-- BEGIN --
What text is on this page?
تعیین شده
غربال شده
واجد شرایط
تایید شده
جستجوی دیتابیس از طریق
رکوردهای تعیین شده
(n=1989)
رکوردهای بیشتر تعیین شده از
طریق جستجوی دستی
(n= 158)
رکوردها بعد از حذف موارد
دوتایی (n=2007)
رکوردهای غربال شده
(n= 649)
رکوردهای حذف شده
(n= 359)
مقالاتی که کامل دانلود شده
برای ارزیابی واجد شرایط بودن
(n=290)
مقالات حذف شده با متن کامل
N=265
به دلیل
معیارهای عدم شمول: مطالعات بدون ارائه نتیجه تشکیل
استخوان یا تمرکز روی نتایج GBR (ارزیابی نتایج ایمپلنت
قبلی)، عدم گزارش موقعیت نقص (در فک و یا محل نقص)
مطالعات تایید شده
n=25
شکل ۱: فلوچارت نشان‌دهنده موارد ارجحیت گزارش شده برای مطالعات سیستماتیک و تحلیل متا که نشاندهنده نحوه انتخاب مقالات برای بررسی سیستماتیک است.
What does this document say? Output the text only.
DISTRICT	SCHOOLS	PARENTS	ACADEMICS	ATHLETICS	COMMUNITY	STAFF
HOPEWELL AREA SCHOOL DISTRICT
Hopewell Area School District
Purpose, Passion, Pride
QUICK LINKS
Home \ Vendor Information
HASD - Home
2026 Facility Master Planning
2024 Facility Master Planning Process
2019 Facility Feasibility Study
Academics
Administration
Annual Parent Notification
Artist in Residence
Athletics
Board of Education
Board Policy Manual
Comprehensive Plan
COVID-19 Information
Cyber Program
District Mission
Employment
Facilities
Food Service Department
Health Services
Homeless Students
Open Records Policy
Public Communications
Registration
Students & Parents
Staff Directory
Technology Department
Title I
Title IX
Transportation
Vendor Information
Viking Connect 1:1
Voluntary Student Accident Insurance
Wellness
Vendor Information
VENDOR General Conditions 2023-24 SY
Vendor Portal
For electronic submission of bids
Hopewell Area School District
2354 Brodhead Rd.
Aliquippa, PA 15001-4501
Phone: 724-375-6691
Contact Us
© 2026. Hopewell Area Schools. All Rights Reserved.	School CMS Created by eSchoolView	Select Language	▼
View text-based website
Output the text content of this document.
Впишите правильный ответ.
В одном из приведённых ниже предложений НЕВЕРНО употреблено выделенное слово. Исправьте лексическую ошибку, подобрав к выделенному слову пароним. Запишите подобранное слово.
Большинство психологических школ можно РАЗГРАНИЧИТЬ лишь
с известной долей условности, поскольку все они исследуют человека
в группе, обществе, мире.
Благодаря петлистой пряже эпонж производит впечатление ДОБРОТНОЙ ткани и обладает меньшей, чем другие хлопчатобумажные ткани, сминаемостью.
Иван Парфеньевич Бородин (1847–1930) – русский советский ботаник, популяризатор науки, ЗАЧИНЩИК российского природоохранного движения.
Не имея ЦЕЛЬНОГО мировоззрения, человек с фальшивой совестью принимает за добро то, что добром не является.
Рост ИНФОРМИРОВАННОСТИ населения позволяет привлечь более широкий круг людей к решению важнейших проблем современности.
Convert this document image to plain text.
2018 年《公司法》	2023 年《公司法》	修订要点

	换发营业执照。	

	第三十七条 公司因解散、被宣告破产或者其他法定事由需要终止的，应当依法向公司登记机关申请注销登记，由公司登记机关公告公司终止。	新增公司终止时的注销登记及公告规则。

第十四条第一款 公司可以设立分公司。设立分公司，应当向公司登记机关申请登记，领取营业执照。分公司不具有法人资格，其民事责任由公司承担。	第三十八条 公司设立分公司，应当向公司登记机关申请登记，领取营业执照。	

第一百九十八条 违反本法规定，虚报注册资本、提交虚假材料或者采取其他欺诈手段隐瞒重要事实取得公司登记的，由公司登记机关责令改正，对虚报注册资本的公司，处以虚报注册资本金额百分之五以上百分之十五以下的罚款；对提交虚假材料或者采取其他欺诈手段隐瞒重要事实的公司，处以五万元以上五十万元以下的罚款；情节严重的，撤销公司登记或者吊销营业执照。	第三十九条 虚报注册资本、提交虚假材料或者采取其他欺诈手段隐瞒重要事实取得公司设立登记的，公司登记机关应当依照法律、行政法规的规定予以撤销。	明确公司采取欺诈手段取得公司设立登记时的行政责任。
-- END --
-- WHAT THE EXERCISE ASKS --
Exactly as shown, repeat every record.

-- TASK RESULT --
What text is on this page?
تعیین شده
غربال شده
واجد شرایط
تایید شده
جستجوی دیتابیس از طریق
رکوردهای تعیین شده
(n=1989)
رکوردهای بیشتر تعیین شده از
طریق جستجوی دستی
(n= 158)
رکوردها بعد از حذف موارد
دوتایی (n=2007)
رکوردهای غربال شده
(n= 649)
رکوردهای حذف شده
(n= 359)
مقالاتی که کامل دانلود شده
برای ارزیابی واجد شرایط بودن
(n=290)
مقالات حذف شده با متن کامل
N=265
به دلیل
معیارهای عدم شمول: مطالعات بدون ارائه نتیجه تشکیل
استخوان یا تمرکز روی نتایج GBR (ارزیابی نتایج ایمپلنت
قبلی)، عدم گزارش موقعیت نقص (در فک و یا محل نقص)
مطالعات تایید شده
n=25
شکل ۱: فلوچارت نشان‌دهنده موارد ارجحیت گزارش شده برای مطالعات سیستماتیک و تحلیل متا که نشاندهنده نحوه انتخاب مقالات برای بررسی سیستماتیک است.
What does this document say? Output the text only.
DISTRICT	SCHOOLS	PARENTS	ACADEMICS	ATHLETICS	COMMUNITY	STAFF
HOPEWELL AREA SCHOOL DISTRICT
Hopewell Area School District
Purpose, Passion, Pride
QUICK LINKS
Home \ Vendor Information
HASD - Home
2026 Facility Master Planning
2024 Facility Master Planning Process
2019 Facility Feasibility Study
Academics
Administration
Annual Parent Notification
Artist in Residence
Athletics
Board of Education
Board Policy Manual
Comprehensive Plan
COVID-19 Information
Cyber Program
District Mission
Employment
Facilities
Food Service Department
Health Services
Homeless Students
Open Records Policy
Public Communications
Registration
Students & Parents
Staff Directory
Technology Department
Title I
Title IX
Transportation
Vendor Information
Viking Connect 1:1
Voluntary Student Accident Insurance
Wellness
Vendor Information
VENDOR General Conditions 2023-24 SY
Vendor Portal
For electronic submission of bids
Hopewell Area School District
2354 Brodhead Rd.
Aliquippa, PA 15001-4501
Phone: 724-375-6691
Contact Us
© 2026. Hopewell Area Schools. All Rights Reserved.	School CMS Created by eSchoolView	Select Language	▼
View text-based website
Output the text content of this document.
Впишите правильный ответ.
В одном из приведённых ниже предложений НЕВЕРНО употреблено выделенное слово. Исправьте лексическую ошибку, подобрав к выделенному слову пароним. Запишите подобранное слово.
Большинство психологических школ можно РАЗГРАНИЧИТЬ лишь
с известной долей условности, поскольку все они исследуют человека
в группе, обществе, мире.
Благодаря петлистой пряже эпонж производит впечатление ДОБРОТНОЙ ткани и обладает меньшей, чем другие хлопчатобумажные ткани, сминаемостью.
Иван Парфеньевич Бородин (1847–1930) – русский советский ботаник, популяризатор науки, ЗАЧИНЩИК российского природоохранного движения.
Не имея ЦЕЛЬНОГО мировоззрения, человек с фальшивой совестью принимает за добро то, что добром не является.
Рост ИНФОРМИРОВАННОСТИ населения позволяет привлечь более широкий круг людей к решению важнейших проблем современности.
Convert this document image to plain text.
2018 年《公司法》	2023 年《公司法》	修订要点

	换发营业执照。	

	第三十七条 公司因解散、被宣告破产或者其他法定事由需要终止的，应当依法向公司登记机关申请注销登记，由公司登记机关公告公司终止。	新增公司终止时的注销登记及公告规则。

第十四条第一款 公司可以设立分公司。设立分公司，应当向公司登记机关申请登记，领取营业执照。分公司不具有法人资格，其民事责任由公司承担。	第三十八条 公司设立分公司，应当向公司登记机关申请登记，领取营业执照。	

第一百九十八条 违反本法规定，虚报注册资本、提交虚假材料或者采取其他欺诈手段隐瞒重要事实取得公司登记的，由公司登记机关责令改正，对虚报注册资本的公司，处以虚报注册资本金额百分之五以上百分之十五以下的罚款；对提交虚假材料或者采取其他欺诈手段隐瞒重要事实的公司，处以五万元以上五十万元以下的罚款；情节严重的，撤销公司登记或者吊销营业执照。	第三十九条 虚报注册资本、提交虚假材料或者采取其他欺诈手段隐瞒重要事实取得公司设立登记的，公司登记机关应当依照法律、行政法规的规定予以撤销。	明确公司采取欺诈手段取得公司设立登记时的行政责任。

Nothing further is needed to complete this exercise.